_EXCERPT PROVIDED_:
::::
Preventing Your Pets from Starting Fires:

The National Fire Protection Association estimates that nearly 1,000 home fires each year are accidentally started by the homeowners' pets.

  • Extinguish open flames - Pets are generally curious and will be drawn to cooking appliances, candles, or even a fire in your fireplace. Ensure your pet is not left unattended around an open flame and make sure to completely extinguish any open flame before leaving your home.
  • Remove Stove Knobs - Be sure to remove stove knobs or protect them with covers before leaving the house - a stove or cook top is the number one piece of equipment involved in your pet starting a fire.
  • Invest in Flameless Candles - These candles contain a light bulb rather than an open flame, and take the danger out of your pet knocking over a candle. Cats are most likely to start fires when their tails turn over lit candles.
  • Secure Young Pets - keep them confined away from potential fire-starting hazards when you are away from home such as in crates or behind baby gates in secure areas.
::::
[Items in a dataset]
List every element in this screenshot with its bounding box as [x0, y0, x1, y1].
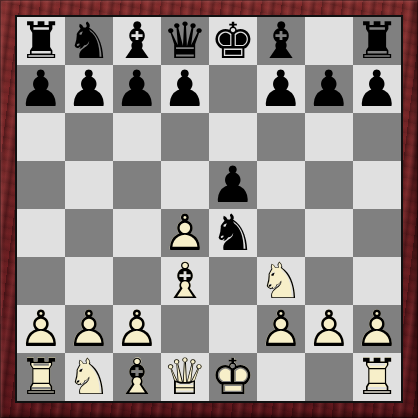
square-e6[interactable] — [209, 113, 257, 161]
piece-black-king: ♚ — [209, 17, 257, 65]
square-h2[interactable]: ♟♙ — [353, 305, 401, 353]
square-g3[interactable] — [305, 257, 353, 305]
square-e7[interactable] — [209, 65, 257, 113]
square-g6[interactable] — [305, 113, 353, 161]
piece-white-queen: ♛ — [161, 353, 209, 401]
square-c3[interactable] — [113, 257, 161, 305]
square-f7[interactable]: ♟ — [257, 65, 305, 113]
piece-black-pawn: ♟ — [161, 65, 209, 113]
piece-white-pawn: ♟ — [305, 305, 353, 353]
square-d2[interactable] — [161, 305, 209, 353]
square-c6[interactable] — [113, 113, 161, 161]
piece-white-pawn-outline: ♙ — [353, 305, 401, 353]
square-g7[interactable]: ♟ — [305, 65, 353, 113]
piece-white-knight: ♞ — [257, 257, 305, 305]
piece-white-pawn-outline: ♙ — [113, 305, 161, 353]
piece-white-rook-outline: ♖ — [17, 353, 65, 401]
square-d1[interactable]: ♛♕ — [161, 353, 209, 401]
square-b5[interactable] — [65, 161, 113, 209]
square-d6[interactable] — [161, 113, 209, 161]
piece-white-pawn-outline: ♙ — [161, 209, 209, 257]
piece-white-pawn-outline: ♙ — [65, 305, 113, 353]
piece-white-pawn-outline: ♙ — [305, 305, 353, 353]
piece-black-queen: ♛ — [161, 17, 209, 65]
square-f4[interactable] — [257, 209, 305, 257]
board-frame: ♜♞♝♛♚♝♜♟♟♟♟♟♟♟♟♟♙♞♝♗♞♘♟♙♟♙♟♙♟♙♟♙♟♙♜♖♞♘♝♗… — [0, 0, 418, 418]
piece-black-bishop: ♝ — [257, 17, 305, 65]
square-h7[interactable]: ♟ — [353, 65, 401, 113]
piece-black-bishop: ♝ — [113, 17, 161, 65]
piece-black-pawn: ♟ — [257, 65, 305, 113]
square-b2[interactable]: ♟♙ — [65, 305, 113, 353]
square-g1[interactable] — [305, 353, 353, 401]
piece-white-rook-outline: ♖ — [353, 353, 401, 401]
square-e8[interactable]: ♚ — [209, 17, 257, 65]
square-b4[interactable] — [65, 209, 113, 257]
square-h1[interactable]: ♜♖ — [353, 353, 401, 401]
square-c4[interactable] — [113, 209, 161, 257]
square-d7[interactable]: ♟ — [161, 65, 209, 113]
piece-white-bishop-outline: ♗ — [113, 353, 161, 401]
piece-black-rook: ♜ — [17, 17, 65, 65]
square-d5[interactable] — [161, 161, 209, 209]
square-h6[interactable] — [353, 113, 401, 161]
piece-black-pawn: ♟ — [113, 65, 161, 113]
square-g2[interactable]: ♟♙ — [305, 305, 353, 353]
piece-black-pawn: ♟ — [17, 65, 65, 113]
square-c7[interactable]: ♟ — [113, 65, 161, 113]
piece-black-pawn: ♟ — [353, 65, 401, 113]
piece-white-king: ♚ — [209, 353, 257, 401]
square-a6[interactable] — [17, 113, 65, 161]
piece-white-pawn: ♟ — [257, 305, 305, 353]
piece-white-king-outline: ♔ — [209, 353, 257, 401]
piece-white-pawn: ♟ — [113, 305, 161, 353]
piece-black-pawn: ♟ — [209, 161, 257, 209]
piece-white-pawn: ♟ — [353, 305, 401, 353]
square-g5[interactable] — [305, 161, 353, 209]
square-b7[interactable]: ♟ — [65, 65, 113, 113]
square-h4[interactable] — [353, 209, 401, 257]
piece-black-rook: ♜ — [353, 17, 401, 65]
square-a1[interactable]: ♜♖ — [17, 353, 65, 401]
square-g4[interactable] — [305, 209, 353, 257]
square-f8[interactable]: ♝ — [257, 17, 305, 65]
square-g8[interactable] — [305, 17, 353, 65]
square-b3[interactable] — [65, 257, 113, 305]
square-f1[interactable] — [257, 353, 305, 401]
piece-white-rook: ♜ — [353, 353, 401, 401]
square-f6[interactable] — [257, 113, 305, 161]
square-e5[interactable]: ♟ — [209, 161, 257, 209]
piece-white-knight-outline: ♘ — [65, 353, 113, 401]
square-f5[interactable] — [257, 161, 305, 209]
square-c8[interactable]: ♝ — [113, 17, 161, 65]
piece-white-knight: ♞ — [65, 353, 113, 401]
chess-board: ♜♞♝♛♚♝♜♟♟♟♟♟♟♟♟♟♙♞♝♗♞♘♟♙♟♙♟♙♟♙♟♙♟♙♜♖♞♘♝♗… — [15, 15, 403, 403]
piece-white-rook: ♜ — [17, 353, 65, 401]
square-d3[interactable]: ♝♗ — [161, 257, 209, 305]
piece-white-bishop-outline: ♗ — [161, 257, 209, 305]
square-d4[interactable]: ♟♙ — [161, 209, 209, 257]
square-e3[interactable] — [209, 257, 257, 305]
piece-white-pawn: ♟ — [17, 305, 65, 353]
square-b1[interactable]: ♞♘ — [65, 353, 113, 401]
square-c5[interactable] — [113, 161, 161, 209]
piece-white-bishop: ♝ — [113, 353, 161, 401]
piece-white-bishop: ♝ — [161, 257, 209, 305]
piece-black-pawn: ♟ — [65, 65, 113, 113]
square-e2[interactable] — [209, 305, 257, 353]
square-d8[interactable]: ♛ — [161, 17, 209, 65]
square-h3[interactable] — [353, 257, 401, 305]
piece-white-knight-outline: ♘ — [257, 257, 305, 305]
square-a2[interactable]: ♟♙ — [17, 305, 65, 353]
piece-white-pawn: ♟ — [65, 305, 113, 353]
square-b6[interactable] — [65, 113, 113, 161]
piece-white-queen-outline: ♕ — [161, 353, 209, 401]
piece-black-knight: ♞ — [65, 17, 113, 65]
square-a3[interactable] — [17, 257, 65, 305]
piece-black-pawn: ♟ — [305, 65, 353, 113]
square-a7[interactable]: ♟ — [17, 65, 65, 113]
piece-white-pawn-outline: ♙ — [17, 305, 65, 353]
square-h8[interactable]: ♜ — [353, 17, 401, 65]
square-f3[interactable]: ♞♘ — [257, 257, 305, 305]
square-c2[interactable]: ♟♙ — [113, 305, 161, 353]
square-e4[interactable]: ♞ — [209, 209, 257, 257]
square-c1[interactable]: ♝♗ — [113, 353, 161, 401]
square-b8[interactable]: ♞ — [65, 17, 113, 65]
square-a4[interactable] — [17, 209, 65, 257]
square-f2[interactable]: ♟♙ — [257, 305, 305, 353]
square-a8[interactable]: ♜ — [17, 17, 65, 65]
square-a5[interactable] — [17, 161, 65, 209]
square-h5[interactable] — [353, 161, 401, 209]
piece-white-pawn: ♟ — [161, 209, 209, 257]
square-e1[interactable]: ♚♔ — [209, 353, 257, 401]
piece-black-knight: ♞ — [209, 209, 257, 257]
piece-white-pawn-outline: ♙ — [257, 305, 305, 353]
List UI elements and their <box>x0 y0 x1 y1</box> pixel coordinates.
::::
_SET EXERCISE 1_: From the pet fire safety tips, write out everything from "The National Fire" down to "over lit candles.".
_SET EXERCISE 2_: In the pet fire safety tips, how many home fires each year are estimated to be accidentally started by homeowners' pets?
_SET EXERCISE 3_: List the headings of all the safety tips given in the pet fire safety text.

_PROBLEM SOLUTION 1_:
The National Fire Protection Association estimates that nearly 1,000 home fires each year are accidentally started by the homeowners' pets.

  • Extinguish open flames - Pets are generally curious and will be drawn to cooking appliances, candles, or even a fire in your fireplace. Ensure your pet is not left unattended around an open flame and make sure to completely extinguish any open flame before leaving your home.
  • Remove Stove Knobs - Be sure to remove stove knobs or protect them with covers before leaving the house - a stove or cook top is the number one piece of equipment involved in your pet starting a fire.
  • Invest in Flameless Candles - These candles contain a light bulb rather than an open flame, and take the danger out of your pet knocking over a candle. Cats are most likely to start fires when their tails turn over lit candles.

_PROBLEM SOLUTION 2_: Nearly 1,000 home fires each year.

_PROBLEM SOLUTION 3_:
Extinguish open flames
Remove Stove Knobs
Invest in Flameless Candles
Secure Young Pets